PAGE EXTRACT>
Broadband Backwater Watch: Georgia Anti-Broadband Bill Defines Broadband: 200kbps

Sen. Chip Rogers' vision of rural Georgia's broadband future

Sen. Chip Rogers (R-Woodstock) thinks he knows broadband.  He, along with several other Georgia legislators well-compensated by some of the state’s largest telecom interests, have defined appropriate Internet speeds at a remarkably low “200 kilobits per second,” less than four times faster than your old AOL dial-up Internet account.  The one you canceled in 1998.

With a background like that, it was no surprise last Thursday when technology leaders and city representatives from across Georgia testified before the Senate Regulated Industries & Utilities Committee, strongly objecting to Rogers’ SB 313, a bill bought and paid for by the very companies the legislation would effectively protect from competition.

Rogers argues he wants to “level the playing field” between private providers that currently dominate broadband service in Georgia, and the long-suffering communities in rural areas that have waited for faster Internet since the Clinton Administration.

City officials from Dalton, Newnan, Elberton, Thomasville, Cartersville, LaGrange, Hogansville and Monroe collectively noted the proposed legislation hardly represents a level playing field when it fully exempts the bill’s backers from any of its provisions.  Thomasville mayor Max Beverly noted the same cable and phone companies that fiercely fought for statewide cable franchises for themselves now want to impose rules that forbid publicly-run companies from operating outside of their respective city limits.

“We would have to turn off service to the county’s two largest employers,” Thomasville Mayor Max Beverly told the Senate panel. “There is no telling what that would do to jobs in our area.”

Those testifying uniformly noted they entered the broadband business because private providers refused to deliver adequate service in their areas.

ITEMS>
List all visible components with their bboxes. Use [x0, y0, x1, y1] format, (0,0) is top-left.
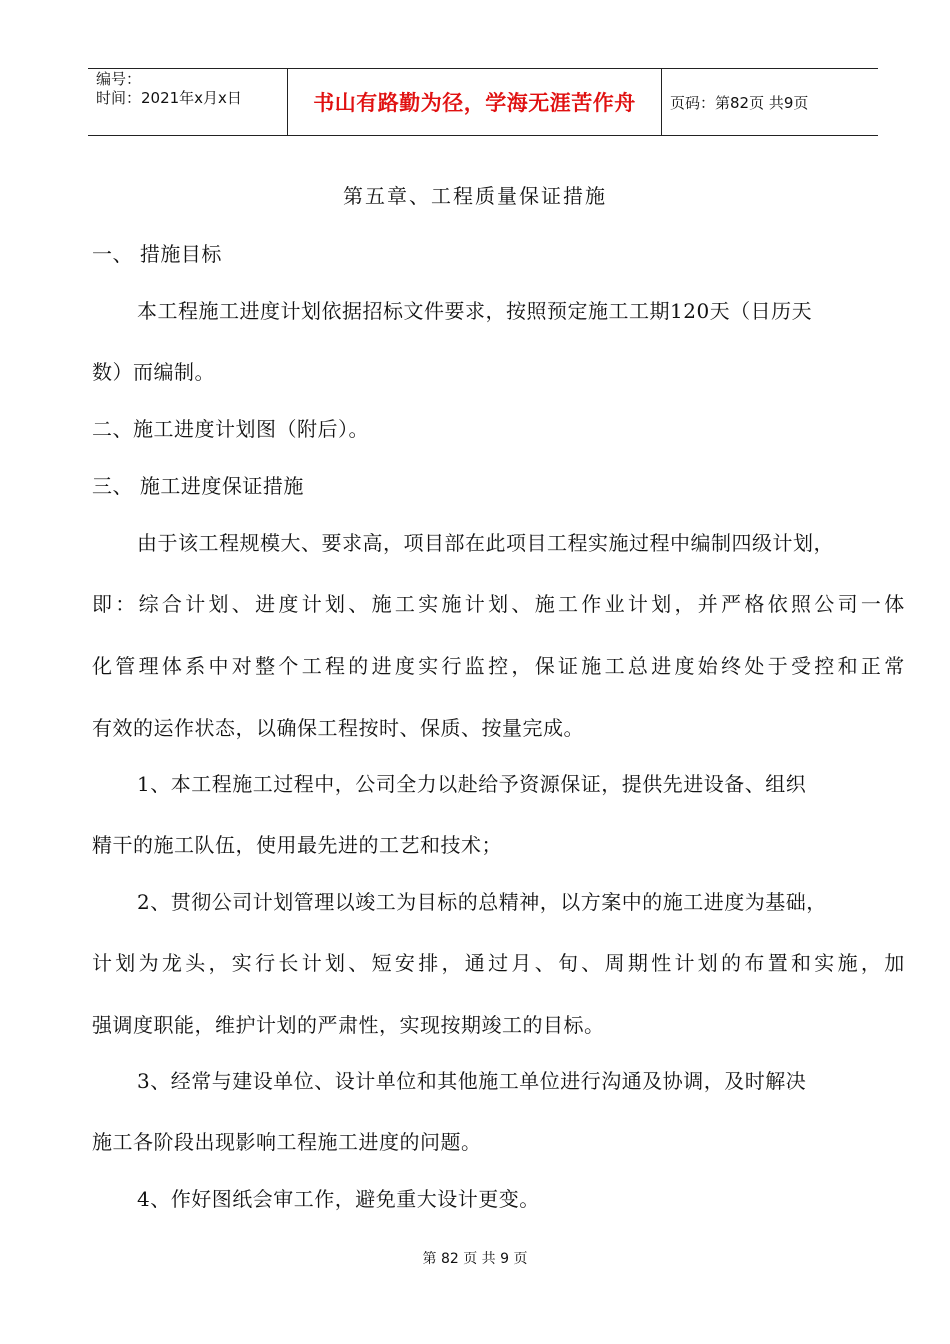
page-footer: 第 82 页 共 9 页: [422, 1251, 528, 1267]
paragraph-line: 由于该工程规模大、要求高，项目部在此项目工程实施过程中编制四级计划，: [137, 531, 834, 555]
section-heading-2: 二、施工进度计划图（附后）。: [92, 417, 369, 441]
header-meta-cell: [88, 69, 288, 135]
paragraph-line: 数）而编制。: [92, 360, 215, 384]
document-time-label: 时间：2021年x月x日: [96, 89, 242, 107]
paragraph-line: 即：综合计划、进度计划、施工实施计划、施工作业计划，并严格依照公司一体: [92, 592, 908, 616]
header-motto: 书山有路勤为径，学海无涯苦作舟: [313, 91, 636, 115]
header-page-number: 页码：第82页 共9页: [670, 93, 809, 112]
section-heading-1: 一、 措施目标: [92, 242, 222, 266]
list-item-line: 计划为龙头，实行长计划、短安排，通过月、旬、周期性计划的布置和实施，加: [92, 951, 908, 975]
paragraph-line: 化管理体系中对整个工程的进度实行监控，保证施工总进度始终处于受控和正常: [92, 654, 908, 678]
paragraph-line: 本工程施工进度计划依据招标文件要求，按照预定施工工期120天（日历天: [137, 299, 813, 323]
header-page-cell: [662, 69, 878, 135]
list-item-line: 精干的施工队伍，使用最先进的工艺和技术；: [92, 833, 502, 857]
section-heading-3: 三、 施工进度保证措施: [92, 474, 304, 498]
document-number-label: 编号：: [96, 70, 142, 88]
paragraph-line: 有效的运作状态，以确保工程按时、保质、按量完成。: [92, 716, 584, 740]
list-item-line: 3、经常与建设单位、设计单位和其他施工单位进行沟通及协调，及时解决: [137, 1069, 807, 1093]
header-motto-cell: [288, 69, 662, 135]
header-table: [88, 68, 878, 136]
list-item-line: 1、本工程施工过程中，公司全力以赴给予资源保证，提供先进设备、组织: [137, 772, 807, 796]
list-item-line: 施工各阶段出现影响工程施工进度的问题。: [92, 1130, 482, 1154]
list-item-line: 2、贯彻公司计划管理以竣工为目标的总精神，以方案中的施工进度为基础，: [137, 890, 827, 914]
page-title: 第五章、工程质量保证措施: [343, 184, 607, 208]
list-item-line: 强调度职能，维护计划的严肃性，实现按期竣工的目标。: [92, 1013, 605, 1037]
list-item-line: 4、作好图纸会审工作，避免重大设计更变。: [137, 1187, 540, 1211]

TASK BRIEF> Quote the passage of the Georgia broadband bill article that begins at the words "City officials from" and stops after "respective city limits.".

IN RESPONSE>
City officials from Dalton, Newnan, Elberton, Thomasville, Cartersville, LaGrange, Hogansville and Monroe collectively noted the proposed legislation hardly represents a level playing field when it fully exempts the bill’s backers from any of its provisions.  Thomasville mayor Max Beverly noted the same cable and phone companies that fiercely fought for statewide cable franchises for themselves now want to impose rules that forbid publicly-run companies from operating outside of their respective city limits.